■ **THE TASK**: Repeat each line word for word.

------------

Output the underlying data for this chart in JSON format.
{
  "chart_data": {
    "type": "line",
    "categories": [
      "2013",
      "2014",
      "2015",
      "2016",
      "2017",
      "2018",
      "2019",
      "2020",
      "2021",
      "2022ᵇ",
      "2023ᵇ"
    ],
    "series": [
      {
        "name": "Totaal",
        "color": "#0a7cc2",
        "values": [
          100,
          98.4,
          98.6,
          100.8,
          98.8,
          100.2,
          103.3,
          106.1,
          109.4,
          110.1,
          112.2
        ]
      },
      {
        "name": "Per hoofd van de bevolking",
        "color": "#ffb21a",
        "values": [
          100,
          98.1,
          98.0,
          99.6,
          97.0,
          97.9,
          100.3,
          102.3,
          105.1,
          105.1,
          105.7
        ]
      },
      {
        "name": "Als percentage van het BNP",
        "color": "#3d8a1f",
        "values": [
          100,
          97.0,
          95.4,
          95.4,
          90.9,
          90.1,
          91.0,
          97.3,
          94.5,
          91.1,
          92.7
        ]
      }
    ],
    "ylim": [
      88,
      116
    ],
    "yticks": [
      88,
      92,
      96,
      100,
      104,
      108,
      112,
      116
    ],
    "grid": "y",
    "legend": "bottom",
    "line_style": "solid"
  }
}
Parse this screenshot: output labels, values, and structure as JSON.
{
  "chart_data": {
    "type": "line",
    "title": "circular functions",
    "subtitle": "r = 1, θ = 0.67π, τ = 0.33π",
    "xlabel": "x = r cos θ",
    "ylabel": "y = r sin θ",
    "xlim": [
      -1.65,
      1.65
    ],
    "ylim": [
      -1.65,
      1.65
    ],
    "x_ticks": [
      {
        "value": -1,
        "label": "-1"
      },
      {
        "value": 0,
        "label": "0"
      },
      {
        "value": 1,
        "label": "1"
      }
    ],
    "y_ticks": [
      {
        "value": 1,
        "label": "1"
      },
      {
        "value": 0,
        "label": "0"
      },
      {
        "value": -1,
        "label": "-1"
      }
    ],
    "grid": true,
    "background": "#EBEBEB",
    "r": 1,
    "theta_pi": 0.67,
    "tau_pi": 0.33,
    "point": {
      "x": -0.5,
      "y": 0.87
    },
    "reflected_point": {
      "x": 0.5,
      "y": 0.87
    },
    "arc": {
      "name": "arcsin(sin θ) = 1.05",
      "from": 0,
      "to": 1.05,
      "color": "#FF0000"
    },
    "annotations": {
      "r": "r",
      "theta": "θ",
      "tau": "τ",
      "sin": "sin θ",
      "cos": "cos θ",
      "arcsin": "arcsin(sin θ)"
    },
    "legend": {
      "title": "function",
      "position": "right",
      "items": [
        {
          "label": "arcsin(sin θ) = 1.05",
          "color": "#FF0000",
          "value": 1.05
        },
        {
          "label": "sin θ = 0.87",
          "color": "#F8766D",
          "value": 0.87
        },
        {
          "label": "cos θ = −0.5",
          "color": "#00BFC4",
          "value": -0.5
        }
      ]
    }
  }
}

------------

■ **OUTPUT FOR THIS TASK**:
Output the underlying data for this chart in JSON format.
{
  "chart_data": {
    "type": "line",
    "categories": [
      "2013",
      "2014",
      "2015",
      "2016",
      "2017",
      "2018",
      "2019",
      "2020",
      "2021",
      "2022ᵇ",
      "2023ᵇ"
    ],
    "series": [
      {
        "name": "Totaal",
        "color": "#0a7cc2",
        "values": [
          100,
          98.4,
          98.6,
          100.8,
          98.8,
          100.2,
          103.3,
          106.1,
          109.4,
          110.1,
          112.2
        ]
      },
      {
        "name": "Per hoofd van de bevolking",
        "color": "#ffb21a",
        "values": [
          100,
          98.1,
          98.0,
          99.6,
          97.0,
          97.9,
          100.3,
          102.3,
          105.1,
          105.1,
          105.7
        ]
      },
      {
        "name": "Als percentage van het BNP",
        "color": "#3d8a1f",
        "values": [
          100,
          97.0,
          95.4,
          95.4,
          90.9,
          90.1,
          91.0,
          97.3,
          94.5,
          91.1,
          92.7
        ]
      }
    ],
    "ylim": [
      88,
      116
    ],
    "yticks": [
      88,
      92,
      96,
      100,
      104,
      108,
      112,
      116
    ],
    "grid": "y",
    "legend": "bottom",
    "line_style": "solid"
  }
}
Parse this screenshot: output labels, values, and structure as JSON.
{
  "chart_data": {
    "type": "line",
    "title": "circular functions",
    "subtitle": "r = 1, θ = 0.67π, τ = 0.33π",
    "xlabel": "x = r cos θ",
    "ylabel": "y = r sin θ",
    "xlim": [
      -1.65,
      1.65
    ],
    "ylim": [
      -1.65,
      1.65
    ],
    "x_ticks": [
      {
        "value": -1,
        "label": "-1"
      },
      {
        "value": 0,
        "label": "0"
      },
      {
        "value": 1,
        "label": "1"
      }
    ],
    "y_ticks": [
      {
        "value": 1,
        "label": "1"
      },
      {
        "value": 0,
        "label": "0"
      },
      {
        "value": -1,
        "label": "-1"
      }
    ],
    "grid": true,
    "background": "#EBEBEB",
    "r": 1,
    "theta_pi": 0.67,
    "tau_pi": 0.33,
    "point": {
      "x": -0.5,
      "y": 0.87
    },
    "reflected_point": {
      "x": 0.5,
      "y": 0.87
    },
    "arc": {
      "name": "arcsin(sin θ) = 1.05",
      "from": 0,
      "to": 1.05,
      "color": "#FF0000"
    },
    "annotations": {
      "r": "r",
      "theta": "θ",
      "tau": "τ",
      "sin": "sin θ",
      "cos": "cos θ",
      "arcsin": "arcsin(sin θ)"
    },
    "legend": {
      "title": "function",
      "position": "right",
      "items": [
        {
          "label": "arcsin(sin θ) = 1.05",
          "color": "#FF0000",
          "value": 1.05
        },
        {
          "label": "sin θ = 0.87",
          "color": "#F8766D",
          "value": 0.87
        },
        {
          "label": "cos θ = −0.5",
          "color": "#00BFC4",
          "value": -0.5
        }
      ]
    }
  }
}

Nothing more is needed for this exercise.